Given exercise | Each line of the data that includes the string "title" is to be copied out.
Start Data in this exercise
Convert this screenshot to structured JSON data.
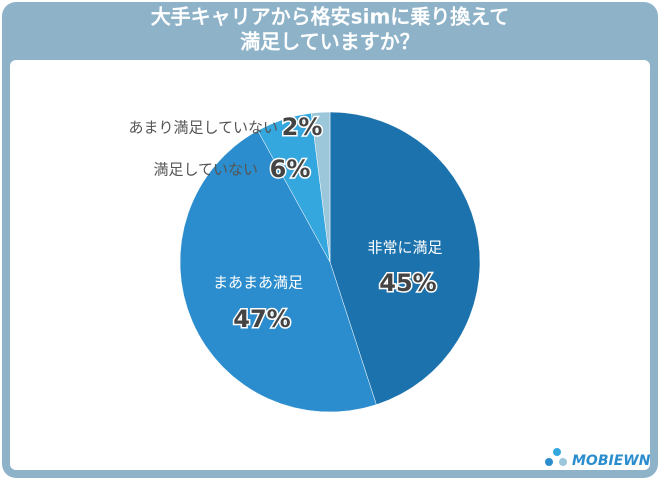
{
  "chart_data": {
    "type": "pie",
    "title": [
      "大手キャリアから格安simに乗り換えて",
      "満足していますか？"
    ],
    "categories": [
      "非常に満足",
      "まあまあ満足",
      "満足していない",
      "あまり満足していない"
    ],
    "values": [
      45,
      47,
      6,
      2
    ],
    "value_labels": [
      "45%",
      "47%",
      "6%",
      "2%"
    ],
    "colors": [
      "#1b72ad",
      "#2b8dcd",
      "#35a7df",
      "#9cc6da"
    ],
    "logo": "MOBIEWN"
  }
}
End Data in this exercise
Start Data in this exercise
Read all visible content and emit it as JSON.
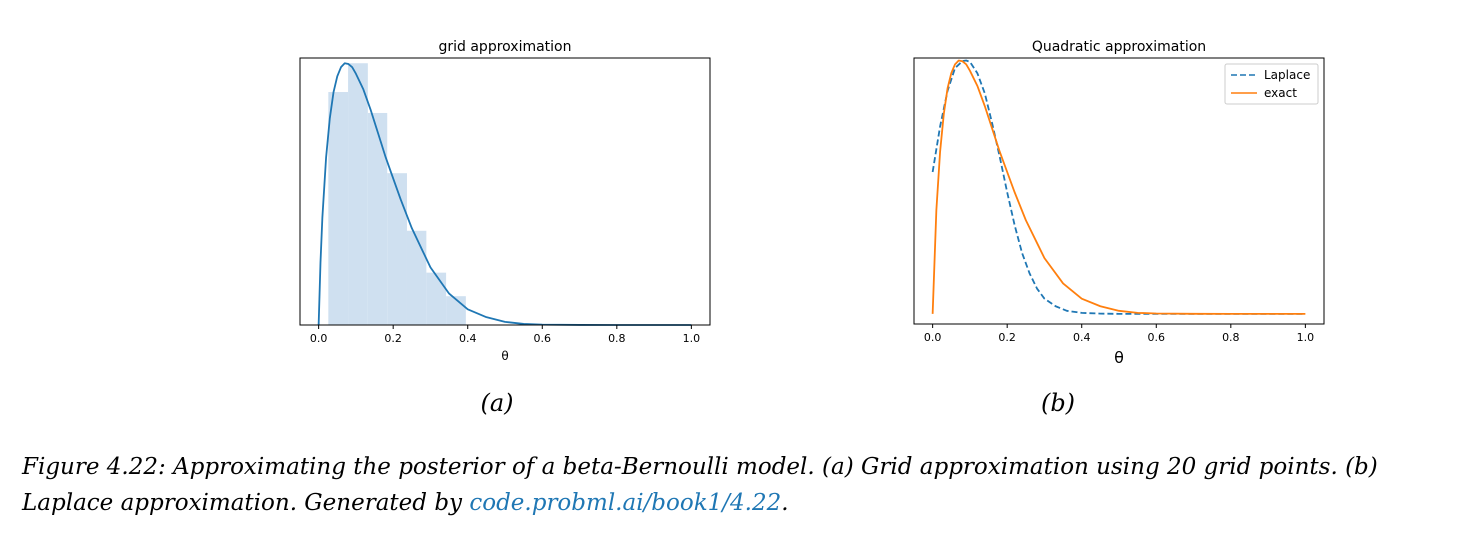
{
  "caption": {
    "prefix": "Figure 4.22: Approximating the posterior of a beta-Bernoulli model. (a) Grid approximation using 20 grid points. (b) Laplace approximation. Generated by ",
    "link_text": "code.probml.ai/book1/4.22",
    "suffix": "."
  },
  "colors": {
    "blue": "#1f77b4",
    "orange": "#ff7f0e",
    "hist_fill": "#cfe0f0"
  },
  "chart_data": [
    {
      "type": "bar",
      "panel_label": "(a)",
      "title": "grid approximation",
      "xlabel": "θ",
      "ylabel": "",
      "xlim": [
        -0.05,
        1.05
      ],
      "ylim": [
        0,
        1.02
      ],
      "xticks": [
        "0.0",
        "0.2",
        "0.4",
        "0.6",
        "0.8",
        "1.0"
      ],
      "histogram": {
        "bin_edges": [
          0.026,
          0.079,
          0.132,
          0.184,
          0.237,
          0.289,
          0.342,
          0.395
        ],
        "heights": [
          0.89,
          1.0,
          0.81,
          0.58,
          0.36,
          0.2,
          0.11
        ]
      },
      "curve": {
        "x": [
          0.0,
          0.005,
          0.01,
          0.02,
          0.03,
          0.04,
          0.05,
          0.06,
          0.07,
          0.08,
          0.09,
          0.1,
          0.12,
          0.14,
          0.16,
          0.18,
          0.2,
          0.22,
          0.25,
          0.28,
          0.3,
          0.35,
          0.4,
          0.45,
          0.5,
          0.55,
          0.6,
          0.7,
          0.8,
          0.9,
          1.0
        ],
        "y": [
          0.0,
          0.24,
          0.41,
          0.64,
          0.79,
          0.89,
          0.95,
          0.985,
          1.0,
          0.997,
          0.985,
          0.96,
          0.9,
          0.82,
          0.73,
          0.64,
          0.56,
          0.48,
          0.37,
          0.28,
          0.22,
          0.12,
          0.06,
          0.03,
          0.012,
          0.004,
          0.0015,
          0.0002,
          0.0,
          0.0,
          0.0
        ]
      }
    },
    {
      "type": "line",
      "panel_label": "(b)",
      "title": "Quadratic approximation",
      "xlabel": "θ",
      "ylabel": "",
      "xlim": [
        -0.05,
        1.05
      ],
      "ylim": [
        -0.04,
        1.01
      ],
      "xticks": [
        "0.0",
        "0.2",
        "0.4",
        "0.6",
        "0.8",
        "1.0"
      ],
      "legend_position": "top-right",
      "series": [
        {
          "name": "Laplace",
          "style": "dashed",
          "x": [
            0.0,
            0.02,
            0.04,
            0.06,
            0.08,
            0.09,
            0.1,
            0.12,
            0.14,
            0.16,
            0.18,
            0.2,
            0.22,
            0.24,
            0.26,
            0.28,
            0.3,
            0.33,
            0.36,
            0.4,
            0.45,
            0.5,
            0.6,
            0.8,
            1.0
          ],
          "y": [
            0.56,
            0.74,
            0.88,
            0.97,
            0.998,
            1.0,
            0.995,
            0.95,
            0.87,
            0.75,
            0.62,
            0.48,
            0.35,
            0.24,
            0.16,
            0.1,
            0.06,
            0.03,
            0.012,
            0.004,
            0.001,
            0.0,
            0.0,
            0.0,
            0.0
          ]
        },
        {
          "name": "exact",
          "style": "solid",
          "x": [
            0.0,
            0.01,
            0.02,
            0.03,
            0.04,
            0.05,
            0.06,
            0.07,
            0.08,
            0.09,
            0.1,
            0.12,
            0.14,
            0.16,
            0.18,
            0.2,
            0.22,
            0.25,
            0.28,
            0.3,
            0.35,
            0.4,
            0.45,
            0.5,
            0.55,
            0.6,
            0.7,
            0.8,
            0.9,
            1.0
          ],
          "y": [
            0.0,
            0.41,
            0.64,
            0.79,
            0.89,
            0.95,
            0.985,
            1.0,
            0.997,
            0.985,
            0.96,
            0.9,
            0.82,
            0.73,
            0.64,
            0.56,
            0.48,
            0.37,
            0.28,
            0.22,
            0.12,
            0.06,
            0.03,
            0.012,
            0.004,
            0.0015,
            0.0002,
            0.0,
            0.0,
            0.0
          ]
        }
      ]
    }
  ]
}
End Data in this exercise
Completed exercise |
    "title": [
      "title": "grid approximation",
      "title": "Quadratic approximation",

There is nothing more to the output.